*Exercise*.
Retype only what runs from the line that contains "Extract the structured" through the last line of the listing below, both lines included.

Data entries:

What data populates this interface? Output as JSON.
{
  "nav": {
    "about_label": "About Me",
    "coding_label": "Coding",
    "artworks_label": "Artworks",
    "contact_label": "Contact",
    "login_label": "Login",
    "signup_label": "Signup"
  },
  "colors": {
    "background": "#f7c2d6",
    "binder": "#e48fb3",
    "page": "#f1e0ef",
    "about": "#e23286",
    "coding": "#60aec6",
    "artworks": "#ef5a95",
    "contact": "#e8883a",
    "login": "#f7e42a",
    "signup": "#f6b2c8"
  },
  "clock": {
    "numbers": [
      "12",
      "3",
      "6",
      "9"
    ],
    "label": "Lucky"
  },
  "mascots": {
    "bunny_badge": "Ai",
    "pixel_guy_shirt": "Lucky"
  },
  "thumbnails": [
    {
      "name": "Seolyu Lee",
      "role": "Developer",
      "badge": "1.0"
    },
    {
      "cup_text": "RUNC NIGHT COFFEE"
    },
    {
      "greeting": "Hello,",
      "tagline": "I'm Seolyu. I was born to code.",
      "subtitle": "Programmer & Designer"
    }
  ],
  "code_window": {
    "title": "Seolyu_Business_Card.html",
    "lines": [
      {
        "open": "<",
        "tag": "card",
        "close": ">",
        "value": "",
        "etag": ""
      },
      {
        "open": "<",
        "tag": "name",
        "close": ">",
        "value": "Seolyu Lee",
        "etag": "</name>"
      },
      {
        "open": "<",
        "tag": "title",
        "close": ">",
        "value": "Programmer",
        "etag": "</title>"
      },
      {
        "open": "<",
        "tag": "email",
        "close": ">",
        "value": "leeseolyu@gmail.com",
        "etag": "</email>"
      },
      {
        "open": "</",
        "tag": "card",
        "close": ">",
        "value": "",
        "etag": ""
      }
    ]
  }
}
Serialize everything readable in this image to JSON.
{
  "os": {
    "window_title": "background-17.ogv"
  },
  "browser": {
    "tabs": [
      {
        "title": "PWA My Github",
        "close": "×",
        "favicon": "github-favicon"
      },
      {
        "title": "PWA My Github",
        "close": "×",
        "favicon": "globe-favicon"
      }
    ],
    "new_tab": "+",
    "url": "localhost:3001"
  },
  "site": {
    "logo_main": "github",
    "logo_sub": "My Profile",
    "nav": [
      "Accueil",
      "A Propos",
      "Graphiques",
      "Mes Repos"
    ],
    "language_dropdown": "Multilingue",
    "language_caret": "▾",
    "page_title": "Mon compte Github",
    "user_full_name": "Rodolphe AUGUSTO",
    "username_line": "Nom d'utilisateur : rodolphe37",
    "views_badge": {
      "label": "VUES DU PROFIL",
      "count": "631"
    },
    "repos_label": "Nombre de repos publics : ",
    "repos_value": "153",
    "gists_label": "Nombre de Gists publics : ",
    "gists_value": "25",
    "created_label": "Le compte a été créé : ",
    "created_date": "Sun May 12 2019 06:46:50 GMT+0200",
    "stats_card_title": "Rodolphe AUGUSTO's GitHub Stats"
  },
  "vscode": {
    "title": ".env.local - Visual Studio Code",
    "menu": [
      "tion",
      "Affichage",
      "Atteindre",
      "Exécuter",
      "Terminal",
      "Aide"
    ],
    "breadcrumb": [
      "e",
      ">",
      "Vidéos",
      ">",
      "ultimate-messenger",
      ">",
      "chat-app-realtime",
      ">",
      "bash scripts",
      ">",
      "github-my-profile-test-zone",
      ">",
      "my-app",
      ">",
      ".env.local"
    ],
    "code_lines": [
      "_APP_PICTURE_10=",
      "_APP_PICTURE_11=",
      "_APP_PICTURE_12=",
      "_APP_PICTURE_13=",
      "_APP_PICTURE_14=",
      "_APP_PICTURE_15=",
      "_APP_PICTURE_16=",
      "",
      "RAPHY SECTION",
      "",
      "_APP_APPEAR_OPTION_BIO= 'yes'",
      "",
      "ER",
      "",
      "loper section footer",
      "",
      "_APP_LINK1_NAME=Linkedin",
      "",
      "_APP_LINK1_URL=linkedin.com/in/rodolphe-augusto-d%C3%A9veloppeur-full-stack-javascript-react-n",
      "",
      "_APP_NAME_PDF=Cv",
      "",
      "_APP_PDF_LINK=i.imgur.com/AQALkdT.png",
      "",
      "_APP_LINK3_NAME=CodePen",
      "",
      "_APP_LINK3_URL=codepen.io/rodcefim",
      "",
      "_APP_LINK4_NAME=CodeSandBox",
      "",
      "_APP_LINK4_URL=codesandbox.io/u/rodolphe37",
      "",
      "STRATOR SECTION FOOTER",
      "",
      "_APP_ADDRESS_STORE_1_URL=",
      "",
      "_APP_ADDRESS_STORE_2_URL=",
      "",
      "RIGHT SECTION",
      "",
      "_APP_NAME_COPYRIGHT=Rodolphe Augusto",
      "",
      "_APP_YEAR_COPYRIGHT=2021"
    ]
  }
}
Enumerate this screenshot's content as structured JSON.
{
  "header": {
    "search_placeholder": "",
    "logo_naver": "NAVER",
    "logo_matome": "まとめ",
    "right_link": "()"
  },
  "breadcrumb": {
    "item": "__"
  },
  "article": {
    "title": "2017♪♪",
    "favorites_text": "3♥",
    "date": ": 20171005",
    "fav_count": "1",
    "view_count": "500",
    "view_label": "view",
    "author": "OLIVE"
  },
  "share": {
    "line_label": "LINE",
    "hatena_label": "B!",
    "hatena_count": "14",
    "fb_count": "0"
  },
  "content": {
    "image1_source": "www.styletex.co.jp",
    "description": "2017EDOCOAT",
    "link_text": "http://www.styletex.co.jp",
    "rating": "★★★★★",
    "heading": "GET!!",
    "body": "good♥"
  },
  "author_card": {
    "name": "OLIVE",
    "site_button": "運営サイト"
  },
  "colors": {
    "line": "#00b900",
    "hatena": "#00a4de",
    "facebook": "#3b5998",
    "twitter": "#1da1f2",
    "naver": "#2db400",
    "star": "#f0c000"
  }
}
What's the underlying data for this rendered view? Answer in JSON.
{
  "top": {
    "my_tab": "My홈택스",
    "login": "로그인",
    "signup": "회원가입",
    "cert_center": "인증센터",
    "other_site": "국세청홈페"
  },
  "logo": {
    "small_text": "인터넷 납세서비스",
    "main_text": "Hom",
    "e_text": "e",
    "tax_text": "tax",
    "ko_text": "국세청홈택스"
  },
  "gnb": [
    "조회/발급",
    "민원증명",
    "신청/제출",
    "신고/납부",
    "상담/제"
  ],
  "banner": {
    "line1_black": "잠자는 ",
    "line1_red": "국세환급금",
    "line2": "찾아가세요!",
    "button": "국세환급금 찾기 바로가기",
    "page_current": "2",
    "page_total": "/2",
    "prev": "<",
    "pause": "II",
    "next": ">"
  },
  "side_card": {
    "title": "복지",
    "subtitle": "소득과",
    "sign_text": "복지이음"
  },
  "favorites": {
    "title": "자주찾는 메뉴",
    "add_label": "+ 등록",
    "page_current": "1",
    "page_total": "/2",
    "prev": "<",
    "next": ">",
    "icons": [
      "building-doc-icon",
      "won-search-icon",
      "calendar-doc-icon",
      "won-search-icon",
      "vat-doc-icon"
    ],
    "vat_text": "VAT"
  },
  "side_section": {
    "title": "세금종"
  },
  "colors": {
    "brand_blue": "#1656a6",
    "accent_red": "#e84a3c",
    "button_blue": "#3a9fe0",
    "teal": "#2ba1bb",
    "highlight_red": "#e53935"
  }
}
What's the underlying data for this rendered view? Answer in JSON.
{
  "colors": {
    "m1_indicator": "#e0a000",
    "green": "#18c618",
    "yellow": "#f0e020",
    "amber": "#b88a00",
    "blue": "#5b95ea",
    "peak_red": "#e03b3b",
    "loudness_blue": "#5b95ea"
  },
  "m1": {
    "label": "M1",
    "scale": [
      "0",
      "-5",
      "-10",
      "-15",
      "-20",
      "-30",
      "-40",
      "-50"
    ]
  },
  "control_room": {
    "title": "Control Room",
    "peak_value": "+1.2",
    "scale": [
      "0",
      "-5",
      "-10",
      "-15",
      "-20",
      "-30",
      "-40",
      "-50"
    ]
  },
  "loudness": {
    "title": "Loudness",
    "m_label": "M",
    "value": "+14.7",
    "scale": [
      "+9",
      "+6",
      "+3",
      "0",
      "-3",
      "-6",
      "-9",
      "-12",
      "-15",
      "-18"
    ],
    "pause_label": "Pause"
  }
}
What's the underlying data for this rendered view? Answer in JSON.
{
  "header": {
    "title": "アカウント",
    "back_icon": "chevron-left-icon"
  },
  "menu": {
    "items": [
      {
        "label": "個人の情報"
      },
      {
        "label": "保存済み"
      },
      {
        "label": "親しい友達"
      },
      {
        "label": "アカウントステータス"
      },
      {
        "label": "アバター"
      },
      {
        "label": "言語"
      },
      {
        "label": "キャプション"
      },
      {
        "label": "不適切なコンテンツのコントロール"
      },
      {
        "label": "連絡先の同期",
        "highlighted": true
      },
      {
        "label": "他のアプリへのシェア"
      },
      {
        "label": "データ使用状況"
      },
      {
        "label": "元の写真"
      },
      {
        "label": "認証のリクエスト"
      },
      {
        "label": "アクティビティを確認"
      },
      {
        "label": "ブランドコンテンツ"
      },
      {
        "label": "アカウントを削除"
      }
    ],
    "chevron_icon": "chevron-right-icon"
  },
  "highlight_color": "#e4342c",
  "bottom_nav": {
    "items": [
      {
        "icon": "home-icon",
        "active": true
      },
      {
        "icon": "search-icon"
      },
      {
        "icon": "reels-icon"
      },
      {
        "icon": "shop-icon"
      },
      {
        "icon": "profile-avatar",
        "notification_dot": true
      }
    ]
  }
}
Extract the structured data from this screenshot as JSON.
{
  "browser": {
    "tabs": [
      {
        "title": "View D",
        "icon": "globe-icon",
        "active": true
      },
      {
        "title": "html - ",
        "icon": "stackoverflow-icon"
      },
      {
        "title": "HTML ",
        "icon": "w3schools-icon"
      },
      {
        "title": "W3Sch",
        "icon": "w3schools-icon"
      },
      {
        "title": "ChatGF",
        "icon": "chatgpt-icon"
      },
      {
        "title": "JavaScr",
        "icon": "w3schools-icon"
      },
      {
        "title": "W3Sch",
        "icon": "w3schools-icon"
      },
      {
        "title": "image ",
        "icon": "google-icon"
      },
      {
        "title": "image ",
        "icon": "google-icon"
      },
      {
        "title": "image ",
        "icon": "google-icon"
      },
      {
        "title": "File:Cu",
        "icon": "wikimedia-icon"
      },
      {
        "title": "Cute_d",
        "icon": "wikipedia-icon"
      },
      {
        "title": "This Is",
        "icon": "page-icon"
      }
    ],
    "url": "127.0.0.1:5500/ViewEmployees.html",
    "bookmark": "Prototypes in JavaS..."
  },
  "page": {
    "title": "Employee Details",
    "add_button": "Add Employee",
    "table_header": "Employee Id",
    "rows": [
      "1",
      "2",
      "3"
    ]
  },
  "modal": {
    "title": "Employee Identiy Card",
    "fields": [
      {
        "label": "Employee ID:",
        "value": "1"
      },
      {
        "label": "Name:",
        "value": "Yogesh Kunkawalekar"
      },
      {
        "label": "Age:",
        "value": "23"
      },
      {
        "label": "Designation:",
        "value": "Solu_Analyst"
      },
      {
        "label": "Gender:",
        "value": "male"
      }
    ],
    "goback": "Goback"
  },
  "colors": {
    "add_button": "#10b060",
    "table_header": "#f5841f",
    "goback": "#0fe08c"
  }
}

*Expected answer*.
Extract the structured data from this screenshot as JSON.
{
  "browser": {
    "tabs": [
      {
        "title": "View D",
        "icon": "globe-icon",
        "active": true
      },
      {
        "title": "html - ",
        "icon": "stackoverflow-icon"
      },
      {
        "title": "HTML ",
        "icon": "w3schools-icon"
      },
      {
        "title": "W3Sch",
        "icon": "w3schools-icon"
      },
      {
        "title": "ChatGF",
        "icon": "chatgpt-icon"
      },
      {
        "title": "JavaScr",
        "icon": "w3schools-icon"
      },
      {
        "title": "W3Sch",
        "icon": "w3schools-icon"
      },
      {
        "title": "image ",
        "icon": "google-icon"
      },
      {
        "title": "image ",
        "icon": "google-icon"
      },
      {
        "title": "image ",
        "icon": "google-icon"
      },
      {
        "title": "File:Cu",
        "icon": "wikimedia-icon"
      },
      {
        "title": "Cute_d",
        "icon": "wikipedia-icon"
      },
      {
        "title": "This Is",
        "icon": "page-icon"
      }
    ],
    "url": "127.0.0.1:5500/ViewEmployees.html",
    "bookmark": "Prototypes in JavaS..."
  },
  "page": {
    "title": "Employee Details",
    "add_button": "Add Employee",
    "table_header": "Employee Id",
    "rows": [
      "1",
      "2",
      "3"
    ]
  },
  "modal": {
    "title": "Employee Identiy Card",
    "fields": [
      {
        "label": "Employee ID:",
        "value": "1"
      },
      {
        "label": "Name:",
        "value": "Yogesh Kunkawalekar"
      },
      {
        "label": "Age:",
        "value": "23"
      },
      {
        "label": "Designation:",
        "value": "Solu_Analyst"
      },
      {
        "label": "Gender:",
        "value": "male"
      }
    ],
    "goback": "Goback"
  },
  "colors": {
    "add_button": "#10b060",
    "table_header": "#f5841f",
    "goback": "#0fe08c"
  }
}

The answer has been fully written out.